[Records from a data source]
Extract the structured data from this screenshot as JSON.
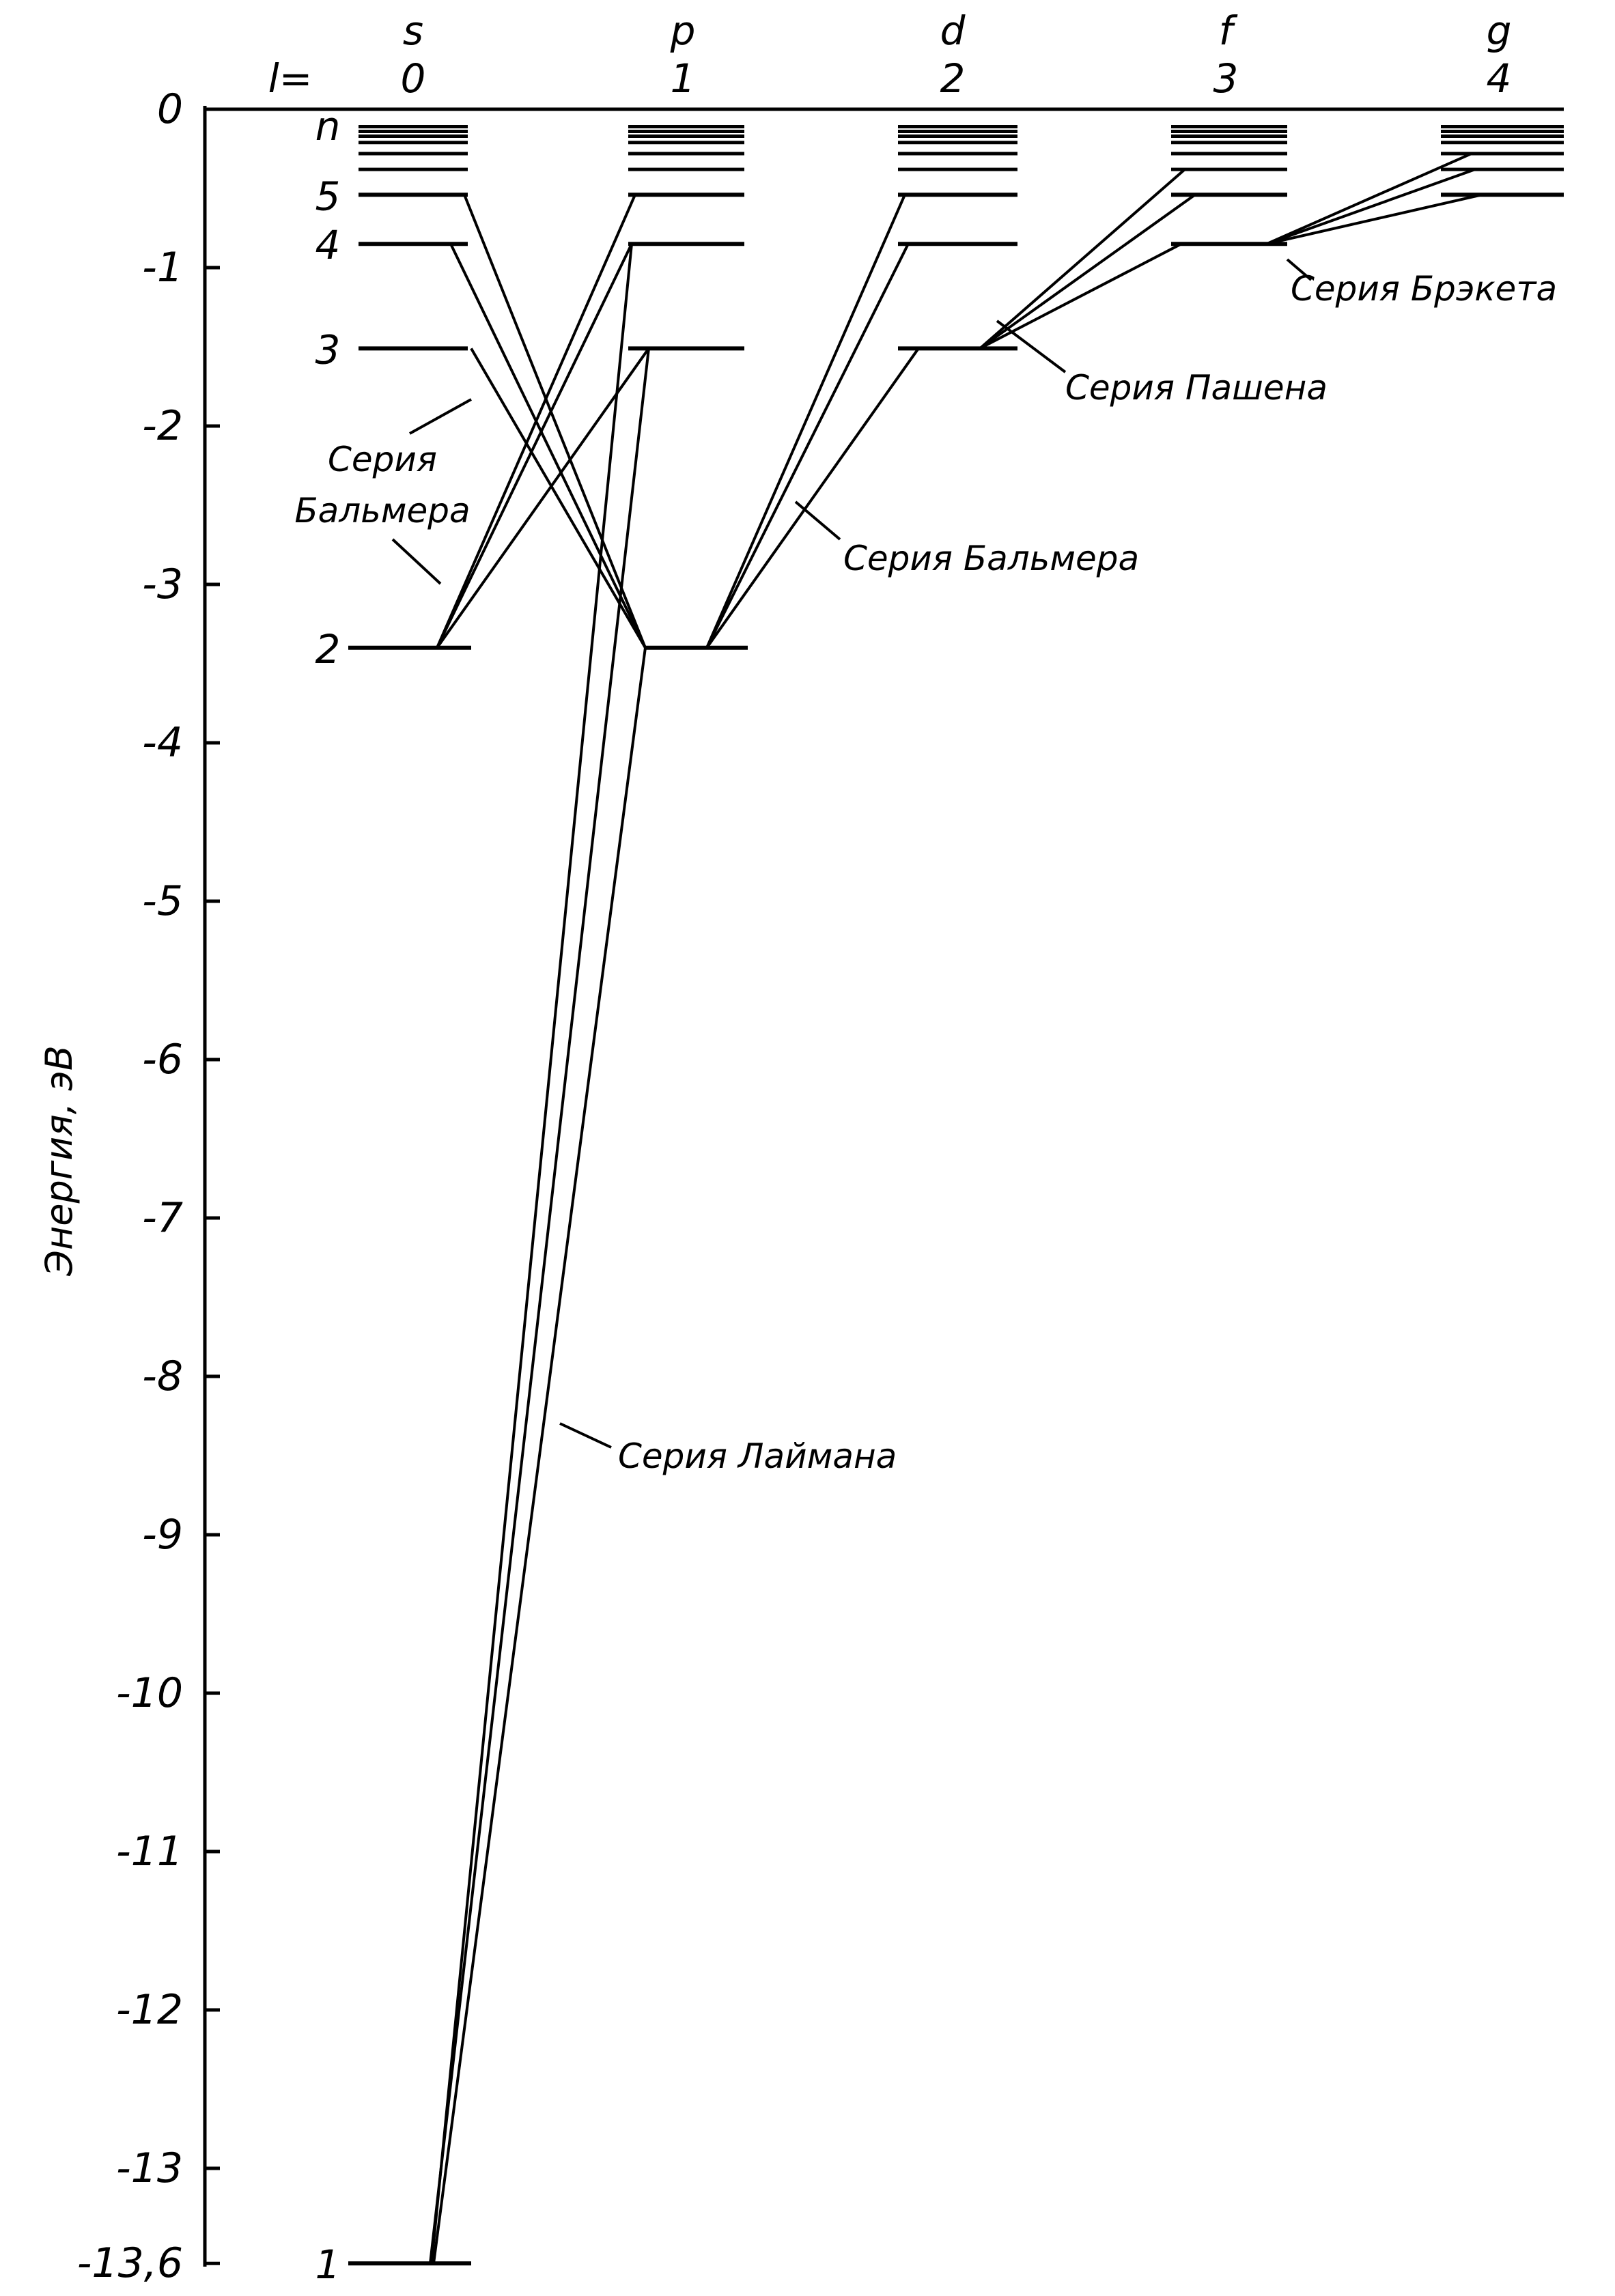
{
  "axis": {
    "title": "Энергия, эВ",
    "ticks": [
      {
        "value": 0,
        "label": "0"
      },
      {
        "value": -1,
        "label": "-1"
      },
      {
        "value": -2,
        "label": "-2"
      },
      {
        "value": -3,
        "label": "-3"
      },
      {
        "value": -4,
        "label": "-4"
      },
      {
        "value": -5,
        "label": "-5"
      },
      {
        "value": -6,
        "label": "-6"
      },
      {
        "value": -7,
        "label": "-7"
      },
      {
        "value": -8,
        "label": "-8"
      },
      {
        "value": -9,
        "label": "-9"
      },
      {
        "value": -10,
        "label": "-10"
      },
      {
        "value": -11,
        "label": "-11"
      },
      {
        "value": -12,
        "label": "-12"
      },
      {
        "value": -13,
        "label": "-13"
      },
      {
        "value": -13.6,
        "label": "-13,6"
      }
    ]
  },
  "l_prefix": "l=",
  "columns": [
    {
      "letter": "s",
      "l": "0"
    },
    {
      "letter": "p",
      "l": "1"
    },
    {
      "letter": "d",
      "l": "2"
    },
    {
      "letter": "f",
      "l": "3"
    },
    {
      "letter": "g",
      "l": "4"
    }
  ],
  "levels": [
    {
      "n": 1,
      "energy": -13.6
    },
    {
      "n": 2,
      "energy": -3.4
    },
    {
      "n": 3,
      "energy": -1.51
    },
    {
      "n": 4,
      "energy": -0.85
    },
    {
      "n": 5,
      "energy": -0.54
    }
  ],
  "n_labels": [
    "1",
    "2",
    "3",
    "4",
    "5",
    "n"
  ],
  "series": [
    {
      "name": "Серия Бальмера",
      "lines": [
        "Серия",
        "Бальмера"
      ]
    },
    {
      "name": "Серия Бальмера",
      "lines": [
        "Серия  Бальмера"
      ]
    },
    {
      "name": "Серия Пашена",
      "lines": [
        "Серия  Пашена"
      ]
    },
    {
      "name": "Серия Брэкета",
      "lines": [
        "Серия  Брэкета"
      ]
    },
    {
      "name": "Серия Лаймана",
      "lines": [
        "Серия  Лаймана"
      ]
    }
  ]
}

● **Short task**
Skip the pictures and transcribe the rest of the records exactly.

● **Solution to the exercise**
Extract the structured data from this screenshot as JSON.
{
  "axis": {
    "title": "Энергия, эВ",
    "ticks": [
      {
        "value": 0,
        "label": "0"
      },
      {
        "value": -1,
        "label": "-1"
      },
      {
        "value": -2,
        "label": "-2"
      },
      {
        "value": -3,
        "label": "-3"
      },
      {
        "value": -4,
        "label": "-4"
      },
      {
        "value": -5,
        "label": "-5"
      },
      {
        "value": -6,
        "label": "-6"
      },
      {
        "value": -7,
        "label": "-7"
      },
      {
        "value": -8,
        "label": "-8"
      },
      {
        "value": -9,
        "label": "-9"
      },
      {
        "value": -10,
        "label": "-10"
      },
      {
        "value": -11,
        "label": "-11"
      },
      {
        "value": -12,
        "label": "-12"
      },
      {
        "value": -13,
        "label": "-13"
      },
      {
        "value": -13.6,
        "label": "-13,6"
      }
    ]
  },
  "l_prefix": "l=",
  "columns": [
    {
      "letter": "s",
      "l": "0"
    },
    {
      "letter": "p",
      "l": "1"
    },
    {
      "letter": "d",
      "l": "2"
    },
    {
      "letter": "f",
      "l": "3"
    },
    {
      "letter": "g",
      "l": "4"
    }
  ],
  "levels": [
    {
      "n": 1,
      "energy": -13.6
    },
    {
      "n": 2,
      "energy": -3.4
    },
    {
      "n": 3,
      "energy": -1.51
    },
    {
      "n": 4,
      "energy": -0.85
    },
    {
      "n": 5,
      "energy": -0.54
    }
  ],
  "n_labels": [
    "1",
    "2",
    "3",
    "4",
    "5",
    "n"
  ],
  "series": [
    {
      "name": "Серия Бальмера",
      "lines": [
        "Серия",
        "Бальмера"
      ]
    },
    {
      "name": "Серия Бальмера",
      "lines": [
        "Серия  Бальмера"
      ]
    },
    {
      "name": "Серия Пашена",
      "lines": [
        "Серия  Пашена"
      ]
    },
    {
      "name": "Серия Брэкета",
      "lines": [
        "Серия  Брэкета"
      ]
    },
    {
      "name": "Серия Лаймана",
      "lines": [
        "Серия  Лаймана"
      ]
    }
  ]
}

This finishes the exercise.